**What needs to be done**
Repeat every record exactly, but keep images out of the copy.

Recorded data
════

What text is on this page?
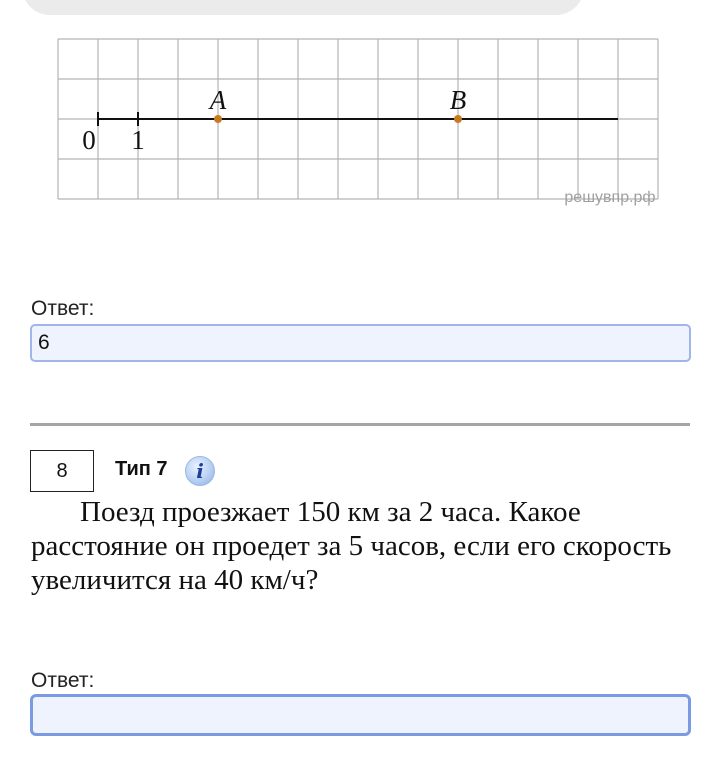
0 1
A	B
решувпр.рф
Ответ:
6
8	Тип 7	i

Поезд проезжает 150 км за 2 часа. Какое расстояние он проедет за 5 часов, если его скорость увеличится на 40 км/ч?

Ответ:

════

**Expected answer**
What text is on this page?
0 1
A	B
решувпр.рф
Ответ:
6
8	Тип 7	i

Поезд проезжает 150 км за 2 часа. Какое расстояние он проедет за 5 часов, если его скорость увеличится на 40 км/ч?

Ответ:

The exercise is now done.